Task requirements: In the data below, locate each line with the word "judgment" and list it.

======

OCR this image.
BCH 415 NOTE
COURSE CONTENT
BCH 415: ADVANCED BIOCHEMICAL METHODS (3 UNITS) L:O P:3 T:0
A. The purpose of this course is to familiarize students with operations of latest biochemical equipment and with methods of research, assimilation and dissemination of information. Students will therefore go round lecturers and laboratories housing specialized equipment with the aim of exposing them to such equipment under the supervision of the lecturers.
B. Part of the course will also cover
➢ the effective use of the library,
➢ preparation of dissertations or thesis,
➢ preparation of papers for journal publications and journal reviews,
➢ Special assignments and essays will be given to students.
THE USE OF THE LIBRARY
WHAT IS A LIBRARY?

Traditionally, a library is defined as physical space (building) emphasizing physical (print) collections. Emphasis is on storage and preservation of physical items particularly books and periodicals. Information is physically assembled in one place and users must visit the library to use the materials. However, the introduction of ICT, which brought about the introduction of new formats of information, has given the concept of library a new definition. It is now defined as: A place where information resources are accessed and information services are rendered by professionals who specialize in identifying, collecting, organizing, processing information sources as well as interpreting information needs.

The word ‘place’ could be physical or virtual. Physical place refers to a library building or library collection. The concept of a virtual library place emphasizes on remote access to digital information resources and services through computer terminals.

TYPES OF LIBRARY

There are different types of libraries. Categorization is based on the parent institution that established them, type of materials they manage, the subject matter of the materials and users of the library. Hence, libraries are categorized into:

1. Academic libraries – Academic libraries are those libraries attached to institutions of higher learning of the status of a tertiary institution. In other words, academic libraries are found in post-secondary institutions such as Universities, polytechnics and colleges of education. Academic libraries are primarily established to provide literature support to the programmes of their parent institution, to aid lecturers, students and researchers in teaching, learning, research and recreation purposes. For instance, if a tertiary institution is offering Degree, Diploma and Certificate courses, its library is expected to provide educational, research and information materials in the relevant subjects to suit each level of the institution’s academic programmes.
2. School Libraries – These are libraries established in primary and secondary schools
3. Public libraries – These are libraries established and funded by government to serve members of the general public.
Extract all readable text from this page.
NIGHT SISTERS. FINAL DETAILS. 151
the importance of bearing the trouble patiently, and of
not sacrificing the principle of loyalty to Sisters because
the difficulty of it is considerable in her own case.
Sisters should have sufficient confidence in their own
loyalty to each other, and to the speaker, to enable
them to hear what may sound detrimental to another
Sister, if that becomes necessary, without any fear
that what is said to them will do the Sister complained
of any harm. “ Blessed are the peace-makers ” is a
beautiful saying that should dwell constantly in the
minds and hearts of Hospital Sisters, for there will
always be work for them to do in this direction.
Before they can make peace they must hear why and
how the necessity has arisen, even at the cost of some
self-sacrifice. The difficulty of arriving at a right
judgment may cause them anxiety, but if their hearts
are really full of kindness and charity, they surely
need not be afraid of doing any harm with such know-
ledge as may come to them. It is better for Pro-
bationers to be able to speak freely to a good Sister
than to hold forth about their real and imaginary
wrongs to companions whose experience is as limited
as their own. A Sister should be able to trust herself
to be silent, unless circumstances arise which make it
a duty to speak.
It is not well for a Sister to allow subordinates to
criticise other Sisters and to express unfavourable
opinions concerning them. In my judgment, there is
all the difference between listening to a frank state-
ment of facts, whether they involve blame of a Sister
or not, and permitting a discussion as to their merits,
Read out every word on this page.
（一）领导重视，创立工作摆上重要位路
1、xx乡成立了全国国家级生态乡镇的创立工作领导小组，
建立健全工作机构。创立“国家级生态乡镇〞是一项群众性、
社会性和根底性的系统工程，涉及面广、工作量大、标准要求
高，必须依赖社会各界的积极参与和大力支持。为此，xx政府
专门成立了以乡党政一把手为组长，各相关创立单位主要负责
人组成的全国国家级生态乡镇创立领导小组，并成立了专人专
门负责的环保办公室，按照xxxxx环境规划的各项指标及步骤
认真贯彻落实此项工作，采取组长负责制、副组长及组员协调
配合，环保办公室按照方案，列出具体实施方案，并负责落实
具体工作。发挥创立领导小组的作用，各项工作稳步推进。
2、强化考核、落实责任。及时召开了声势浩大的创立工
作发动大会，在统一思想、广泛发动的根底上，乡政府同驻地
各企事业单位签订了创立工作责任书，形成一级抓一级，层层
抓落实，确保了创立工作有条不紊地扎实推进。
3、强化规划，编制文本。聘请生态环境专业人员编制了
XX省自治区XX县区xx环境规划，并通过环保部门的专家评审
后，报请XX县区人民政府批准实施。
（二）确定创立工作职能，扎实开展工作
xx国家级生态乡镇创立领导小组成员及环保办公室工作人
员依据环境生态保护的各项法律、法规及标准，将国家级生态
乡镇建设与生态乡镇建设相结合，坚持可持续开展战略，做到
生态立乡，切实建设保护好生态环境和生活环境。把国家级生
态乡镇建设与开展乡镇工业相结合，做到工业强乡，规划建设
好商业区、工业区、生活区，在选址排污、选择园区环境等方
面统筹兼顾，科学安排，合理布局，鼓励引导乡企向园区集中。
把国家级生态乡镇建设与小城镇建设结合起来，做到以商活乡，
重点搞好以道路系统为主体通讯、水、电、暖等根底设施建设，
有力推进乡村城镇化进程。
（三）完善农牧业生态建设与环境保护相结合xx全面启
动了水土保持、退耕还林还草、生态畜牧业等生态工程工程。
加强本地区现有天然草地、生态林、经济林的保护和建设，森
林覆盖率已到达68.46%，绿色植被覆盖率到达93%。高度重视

======

Solution to this exercise:
judgment may cause them anxiety, but if their hearts
opinions concerning them. In my judgment, there is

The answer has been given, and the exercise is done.